Task details: In the entries, find all lines that hold the word "median" and copy them.

Dataset entries on figures:
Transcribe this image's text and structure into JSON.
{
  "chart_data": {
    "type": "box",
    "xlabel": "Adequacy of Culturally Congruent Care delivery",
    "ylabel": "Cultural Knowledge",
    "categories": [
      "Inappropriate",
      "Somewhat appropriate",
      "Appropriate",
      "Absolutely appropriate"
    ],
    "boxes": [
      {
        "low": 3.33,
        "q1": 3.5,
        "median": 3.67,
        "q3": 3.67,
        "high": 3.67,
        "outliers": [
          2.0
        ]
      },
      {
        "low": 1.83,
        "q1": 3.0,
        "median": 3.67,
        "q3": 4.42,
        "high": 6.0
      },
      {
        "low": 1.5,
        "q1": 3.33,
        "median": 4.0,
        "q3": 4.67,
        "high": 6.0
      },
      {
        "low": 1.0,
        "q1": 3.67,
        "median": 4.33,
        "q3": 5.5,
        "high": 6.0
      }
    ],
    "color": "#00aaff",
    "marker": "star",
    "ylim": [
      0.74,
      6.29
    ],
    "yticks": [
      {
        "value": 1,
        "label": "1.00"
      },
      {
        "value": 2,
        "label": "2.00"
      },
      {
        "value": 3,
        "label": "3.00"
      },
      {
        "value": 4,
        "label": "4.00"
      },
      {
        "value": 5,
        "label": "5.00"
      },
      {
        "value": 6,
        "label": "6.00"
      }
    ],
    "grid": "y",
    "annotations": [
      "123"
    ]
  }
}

Exercise output:
        "median": 3.67,
        "median": 3.67,
        "median": 4.0,
        "median": 4.33,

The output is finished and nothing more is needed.